— start of LISTED RECORDS —
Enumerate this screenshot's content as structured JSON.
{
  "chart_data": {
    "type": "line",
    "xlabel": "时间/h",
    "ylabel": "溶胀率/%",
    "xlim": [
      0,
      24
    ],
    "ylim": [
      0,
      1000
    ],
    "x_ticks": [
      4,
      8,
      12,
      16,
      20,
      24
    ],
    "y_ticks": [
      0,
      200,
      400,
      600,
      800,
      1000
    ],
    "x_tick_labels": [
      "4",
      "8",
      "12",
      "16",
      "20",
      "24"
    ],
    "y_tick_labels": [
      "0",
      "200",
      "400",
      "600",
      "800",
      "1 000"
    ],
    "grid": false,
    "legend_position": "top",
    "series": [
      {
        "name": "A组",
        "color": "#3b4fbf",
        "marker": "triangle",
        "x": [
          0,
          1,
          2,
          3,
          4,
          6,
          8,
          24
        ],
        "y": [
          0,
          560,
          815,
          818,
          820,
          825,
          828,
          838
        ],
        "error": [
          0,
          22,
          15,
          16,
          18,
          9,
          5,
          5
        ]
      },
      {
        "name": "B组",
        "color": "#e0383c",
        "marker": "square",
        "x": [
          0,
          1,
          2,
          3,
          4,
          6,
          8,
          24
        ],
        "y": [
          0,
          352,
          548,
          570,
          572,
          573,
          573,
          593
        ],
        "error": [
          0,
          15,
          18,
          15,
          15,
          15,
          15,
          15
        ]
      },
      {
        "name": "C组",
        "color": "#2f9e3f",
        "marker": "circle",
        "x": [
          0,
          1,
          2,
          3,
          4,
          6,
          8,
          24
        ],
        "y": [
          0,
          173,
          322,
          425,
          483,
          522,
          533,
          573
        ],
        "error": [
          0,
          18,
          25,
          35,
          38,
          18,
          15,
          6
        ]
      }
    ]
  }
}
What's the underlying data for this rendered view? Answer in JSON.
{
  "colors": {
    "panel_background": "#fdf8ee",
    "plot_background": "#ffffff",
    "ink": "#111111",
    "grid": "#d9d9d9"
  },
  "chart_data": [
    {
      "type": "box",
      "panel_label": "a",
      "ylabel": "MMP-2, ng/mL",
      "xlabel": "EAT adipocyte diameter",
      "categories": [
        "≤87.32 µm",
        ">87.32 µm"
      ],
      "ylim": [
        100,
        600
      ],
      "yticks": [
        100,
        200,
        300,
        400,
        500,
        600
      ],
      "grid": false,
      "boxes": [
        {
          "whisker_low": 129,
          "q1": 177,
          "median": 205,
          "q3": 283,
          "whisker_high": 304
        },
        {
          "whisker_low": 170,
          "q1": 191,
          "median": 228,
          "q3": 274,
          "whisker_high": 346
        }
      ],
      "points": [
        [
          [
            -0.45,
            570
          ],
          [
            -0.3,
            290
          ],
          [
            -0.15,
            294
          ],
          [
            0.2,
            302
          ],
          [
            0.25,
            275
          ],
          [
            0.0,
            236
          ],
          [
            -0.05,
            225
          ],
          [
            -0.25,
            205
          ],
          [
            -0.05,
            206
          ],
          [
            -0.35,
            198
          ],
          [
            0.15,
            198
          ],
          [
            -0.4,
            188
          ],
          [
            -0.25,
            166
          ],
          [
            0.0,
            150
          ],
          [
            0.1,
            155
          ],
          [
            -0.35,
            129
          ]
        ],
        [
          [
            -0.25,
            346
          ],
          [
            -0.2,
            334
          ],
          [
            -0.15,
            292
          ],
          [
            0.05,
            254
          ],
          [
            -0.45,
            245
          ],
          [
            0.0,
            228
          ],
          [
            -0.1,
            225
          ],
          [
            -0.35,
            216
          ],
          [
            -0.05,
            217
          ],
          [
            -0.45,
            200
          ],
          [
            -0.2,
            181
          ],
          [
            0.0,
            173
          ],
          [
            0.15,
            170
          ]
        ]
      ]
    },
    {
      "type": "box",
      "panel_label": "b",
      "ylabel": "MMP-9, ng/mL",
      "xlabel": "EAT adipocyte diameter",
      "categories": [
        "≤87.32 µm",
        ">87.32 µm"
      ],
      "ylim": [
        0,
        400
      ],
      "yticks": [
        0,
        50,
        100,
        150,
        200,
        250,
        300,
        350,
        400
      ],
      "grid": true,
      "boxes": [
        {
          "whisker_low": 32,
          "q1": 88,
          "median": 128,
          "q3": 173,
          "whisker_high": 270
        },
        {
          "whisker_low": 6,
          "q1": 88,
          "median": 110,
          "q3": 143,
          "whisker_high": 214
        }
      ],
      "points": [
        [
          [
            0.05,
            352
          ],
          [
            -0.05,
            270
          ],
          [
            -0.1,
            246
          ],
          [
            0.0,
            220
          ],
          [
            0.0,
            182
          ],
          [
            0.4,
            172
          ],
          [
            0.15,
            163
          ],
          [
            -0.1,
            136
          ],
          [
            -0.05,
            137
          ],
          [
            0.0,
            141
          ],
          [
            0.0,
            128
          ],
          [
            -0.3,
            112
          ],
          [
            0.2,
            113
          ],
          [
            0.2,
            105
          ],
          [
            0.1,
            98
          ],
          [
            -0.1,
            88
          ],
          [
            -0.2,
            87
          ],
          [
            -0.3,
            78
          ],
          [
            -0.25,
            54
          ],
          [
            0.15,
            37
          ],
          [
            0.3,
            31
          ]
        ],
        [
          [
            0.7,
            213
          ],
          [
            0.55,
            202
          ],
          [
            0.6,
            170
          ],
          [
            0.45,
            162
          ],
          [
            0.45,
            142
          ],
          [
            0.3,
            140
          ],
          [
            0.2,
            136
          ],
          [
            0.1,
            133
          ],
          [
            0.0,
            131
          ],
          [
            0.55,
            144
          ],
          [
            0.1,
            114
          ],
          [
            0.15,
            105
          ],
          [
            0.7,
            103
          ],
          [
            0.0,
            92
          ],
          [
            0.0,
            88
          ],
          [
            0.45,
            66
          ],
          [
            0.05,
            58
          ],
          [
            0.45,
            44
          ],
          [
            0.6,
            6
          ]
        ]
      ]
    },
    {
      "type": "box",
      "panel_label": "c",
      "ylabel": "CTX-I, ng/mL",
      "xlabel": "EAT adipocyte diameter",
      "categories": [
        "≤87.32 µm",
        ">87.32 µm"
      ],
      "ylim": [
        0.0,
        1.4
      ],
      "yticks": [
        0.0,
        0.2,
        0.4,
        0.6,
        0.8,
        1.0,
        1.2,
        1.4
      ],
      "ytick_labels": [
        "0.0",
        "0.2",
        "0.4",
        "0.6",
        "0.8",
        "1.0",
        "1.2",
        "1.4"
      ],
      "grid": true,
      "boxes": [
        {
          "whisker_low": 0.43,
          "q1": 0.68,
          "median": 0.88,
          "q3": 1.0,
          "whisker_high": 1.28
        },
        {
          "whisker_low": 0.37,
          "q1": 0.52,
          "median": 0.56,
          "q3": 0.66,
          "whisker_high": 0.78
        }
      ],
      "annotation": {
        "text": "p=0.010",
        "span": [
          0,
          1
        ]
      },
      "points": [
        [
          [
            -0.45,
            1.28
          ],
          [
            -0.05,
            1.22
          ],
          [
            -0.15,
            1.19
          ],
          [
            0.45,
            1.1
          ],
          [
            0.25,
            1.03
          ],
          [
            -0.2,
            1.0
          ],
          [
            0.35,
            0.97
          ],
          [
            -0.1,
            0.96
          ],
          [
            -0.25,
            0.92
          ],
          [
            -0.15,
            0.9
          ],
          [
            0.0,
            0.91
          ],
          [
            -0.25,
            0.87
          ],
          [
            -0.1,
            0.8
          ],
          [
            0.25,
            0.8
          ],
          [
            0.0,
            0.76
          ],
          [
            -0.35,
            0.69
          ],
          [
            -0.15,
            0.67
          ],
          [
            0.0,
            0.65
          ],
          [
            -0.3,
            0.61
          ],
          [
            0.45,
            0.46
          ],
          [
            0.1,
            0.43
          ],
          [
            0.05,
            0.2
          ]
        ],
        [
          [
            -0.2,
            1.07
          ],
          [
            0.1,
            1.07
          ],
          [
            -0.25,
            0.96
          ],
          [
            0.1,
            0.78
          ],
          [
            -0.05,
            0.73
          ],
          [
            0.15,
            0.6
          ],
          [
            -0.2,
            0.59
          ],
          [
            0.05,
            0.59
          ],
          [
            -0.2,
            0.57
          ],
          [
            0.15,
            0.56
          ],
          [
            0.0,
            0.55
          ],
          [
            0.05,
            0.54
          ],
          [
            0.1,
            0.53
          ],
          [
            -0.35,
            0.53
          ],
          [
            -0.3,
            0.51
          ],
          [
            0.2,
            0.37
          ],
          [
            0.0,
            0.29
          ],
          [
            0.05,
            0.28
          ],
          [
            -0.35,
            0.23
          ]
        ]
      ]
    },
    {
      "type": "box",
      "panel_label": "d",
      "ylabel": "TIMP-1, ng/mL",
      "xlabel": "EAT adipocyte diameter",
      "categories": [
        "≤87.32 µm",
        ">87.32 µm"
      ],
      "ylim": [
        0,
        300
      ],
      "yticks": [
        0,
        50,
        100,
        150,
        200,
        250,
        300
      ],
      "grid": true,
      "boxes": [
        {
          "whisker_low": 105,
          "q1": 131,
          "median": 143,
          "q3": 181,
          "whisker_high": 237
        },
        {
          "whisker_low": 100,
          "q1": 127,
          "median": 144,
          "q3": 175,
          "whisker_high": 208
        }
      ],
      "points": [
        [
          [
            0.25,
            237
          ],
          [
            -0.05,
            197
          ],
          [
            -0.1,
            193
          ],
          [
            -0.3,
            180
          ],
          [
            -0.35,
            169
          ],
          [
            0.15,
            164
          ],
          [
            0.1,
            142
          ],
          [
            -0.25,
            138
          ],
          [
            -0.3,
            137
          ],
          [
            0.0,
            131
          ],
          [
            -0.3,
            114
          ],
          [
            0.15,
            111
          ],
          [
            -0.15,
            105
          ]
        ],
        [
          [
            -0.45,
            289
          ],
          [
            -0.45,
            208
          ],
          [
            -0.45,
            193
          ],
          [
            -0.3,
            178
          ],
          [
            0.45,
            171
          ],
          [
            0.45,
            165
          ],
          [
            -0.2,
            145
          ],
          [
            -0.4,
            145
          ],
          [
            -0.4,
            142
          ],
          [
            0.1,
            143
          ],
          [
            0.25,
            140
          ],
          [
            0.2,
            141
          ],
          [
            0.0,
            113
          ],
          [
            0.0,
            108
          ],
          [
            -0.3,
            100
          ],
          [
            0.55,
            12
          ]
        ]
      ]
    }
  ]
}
— end of LISTED RECORDS —
Search the listing for the word "ylabel" and return each line that holds it.

- **EXPECTED ANSWER**
    "ylabel": "溶胀率/%",
      "ylabel": "MMP-2, ng/mL",
      "ylabel": "MMP-9, ng/mL",
      "ylabel": "CTX-I, ng/mL",
      "ylabel": "TIMP-1, ng/mL",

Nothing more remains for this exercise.